To do: Locate every row below that contains the string "chip", matching case exactly, and copy each of those rows in full.
--- Start Dataset records ---
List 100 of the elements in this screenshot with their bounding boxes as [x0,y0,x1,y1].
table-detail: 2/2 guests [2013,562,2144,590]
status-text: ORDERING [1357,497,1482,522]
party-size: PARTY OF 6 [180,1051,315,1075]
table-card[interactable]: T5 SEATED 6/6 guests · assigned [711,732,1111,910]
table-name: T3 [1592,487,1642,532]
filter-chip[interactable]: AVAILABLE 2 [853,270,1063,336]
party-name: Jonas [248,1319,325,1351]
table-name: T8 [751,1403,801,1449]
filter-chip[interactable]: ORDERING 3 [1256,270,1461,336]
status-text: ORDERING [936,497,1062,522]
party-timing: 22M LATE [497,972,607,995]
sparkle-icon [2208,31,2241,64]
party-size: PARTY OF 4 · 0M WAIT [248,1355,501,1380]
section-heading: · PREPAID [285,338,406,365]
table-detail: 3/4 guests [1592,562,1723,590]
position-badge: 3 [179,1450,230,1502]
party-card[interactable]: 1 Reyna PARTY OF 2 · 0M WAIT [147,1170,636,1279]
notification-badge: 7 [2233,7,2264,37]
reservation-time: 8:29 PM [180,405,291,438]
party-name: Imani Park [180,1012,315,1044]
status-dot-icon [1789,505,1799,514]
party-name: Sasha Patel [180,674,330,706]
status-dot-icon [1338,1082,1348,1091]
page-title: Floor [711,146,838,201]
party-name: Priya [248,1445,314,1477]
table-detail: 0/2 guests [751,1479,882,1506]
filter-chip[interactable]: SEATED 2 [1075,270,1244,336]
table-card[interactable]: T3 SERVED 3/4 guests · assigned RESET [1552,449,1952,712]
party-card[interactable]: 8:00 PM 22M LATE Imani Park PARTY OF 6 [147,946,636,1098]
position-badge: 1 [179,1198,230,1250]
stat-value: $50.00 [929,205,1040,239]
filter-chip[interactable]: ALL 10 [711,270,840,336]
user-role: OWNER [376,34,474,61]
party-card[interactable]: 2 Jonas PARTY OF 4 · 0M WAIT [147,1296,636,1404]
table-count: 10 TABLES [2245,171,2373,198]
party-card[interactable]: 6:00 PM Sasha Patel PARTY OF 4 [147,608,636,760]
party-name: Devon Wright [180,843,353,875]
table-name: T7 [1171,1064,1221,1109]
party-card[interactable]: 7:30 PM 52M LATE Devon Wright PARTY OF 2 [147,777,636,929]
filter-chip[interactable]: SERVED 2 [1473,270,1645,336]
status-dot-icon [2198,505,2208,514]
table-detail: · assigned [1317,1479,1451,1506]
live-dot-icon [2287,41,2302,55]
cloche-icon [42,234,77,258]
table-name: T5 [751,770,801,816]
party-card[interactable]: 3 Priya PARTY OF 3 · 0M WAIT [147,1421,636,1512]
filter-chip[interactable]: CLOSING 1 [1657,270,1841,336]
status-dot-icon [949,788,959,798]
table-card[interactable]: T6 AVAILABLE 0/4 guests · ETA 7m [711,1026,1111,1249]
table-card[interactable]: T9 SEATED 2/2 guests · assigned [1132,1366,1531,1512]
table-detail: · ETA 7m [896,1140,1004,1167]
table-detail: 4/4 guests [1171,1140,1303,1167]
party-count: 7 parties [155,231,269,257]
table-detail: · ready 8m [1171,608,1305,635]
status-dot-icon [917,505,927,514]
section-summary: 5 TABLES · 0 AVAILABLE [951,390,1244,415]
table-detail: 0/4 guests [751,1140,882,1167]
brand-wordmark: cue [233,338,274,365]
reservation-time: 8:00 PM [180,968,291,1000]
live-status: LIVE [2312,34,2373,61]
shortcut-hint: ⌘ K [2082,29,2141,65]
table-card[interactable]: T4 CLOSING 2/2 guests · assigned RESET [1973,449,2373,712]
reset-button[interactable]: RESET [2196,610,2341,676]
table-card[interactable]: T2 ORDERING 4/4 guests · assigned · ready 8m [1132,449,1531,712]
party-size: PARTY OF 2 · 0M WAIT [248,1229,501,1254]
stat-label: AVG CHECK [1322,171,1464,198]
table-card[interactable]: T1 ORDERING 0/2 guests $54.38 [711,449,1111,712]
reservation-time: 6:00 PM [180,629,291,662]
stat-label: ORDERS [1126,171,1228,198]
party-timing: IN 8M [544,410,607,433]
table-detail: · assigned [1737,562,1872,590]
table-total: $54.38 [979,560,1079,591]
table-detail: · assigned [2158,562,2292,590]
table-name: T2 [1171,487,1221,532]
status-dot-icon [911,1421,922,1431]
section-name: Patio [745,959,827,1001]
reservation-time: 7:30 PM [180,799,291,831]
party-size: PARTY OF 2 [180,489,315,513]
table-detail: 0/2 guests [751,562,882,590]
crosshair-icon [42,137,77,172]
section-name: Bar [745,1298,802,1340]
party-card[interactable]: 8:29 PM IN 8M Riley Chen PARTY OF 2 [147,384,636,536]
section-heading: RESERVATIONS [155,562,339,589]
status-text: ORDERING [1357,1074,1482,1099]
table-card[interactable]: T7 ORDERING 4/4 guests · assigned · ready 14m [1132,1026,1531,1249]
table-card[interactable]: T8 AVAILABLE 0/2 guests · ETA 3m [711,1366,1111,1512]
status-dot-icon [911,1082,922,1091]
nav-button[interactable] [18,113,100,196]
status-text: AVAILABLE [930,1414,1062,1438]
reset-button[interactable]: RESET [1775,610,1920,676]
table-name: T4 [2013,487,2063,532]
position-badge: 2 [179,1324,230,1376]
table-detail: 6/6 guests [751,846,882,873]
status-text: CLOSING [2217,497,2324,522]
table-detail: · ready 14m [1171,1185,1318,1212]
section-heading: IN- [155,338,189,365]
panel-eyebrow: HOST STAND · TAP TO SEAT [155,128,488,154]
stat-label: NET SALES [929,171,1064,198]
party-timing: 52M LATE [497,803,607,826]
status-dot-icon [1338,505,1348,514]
--- End Dataset records ---
Response:
filter-chip[interactable]: AVAILABLE 2 [853,270,1063,336]
filter-chip[interactable]: ORDERING 3 [1256,270,1461,336]
filter-chip[interactable]: SEATED 2 [1075,270,1244,336]
filter-chip[interactable]: ALL 10 [711,270,840,336]
filter-chip[interactable]: SERVED 2 [1473,270,1645,336]
filter-chip[interactable]: CLOSING 1 [1657,270,1841,336]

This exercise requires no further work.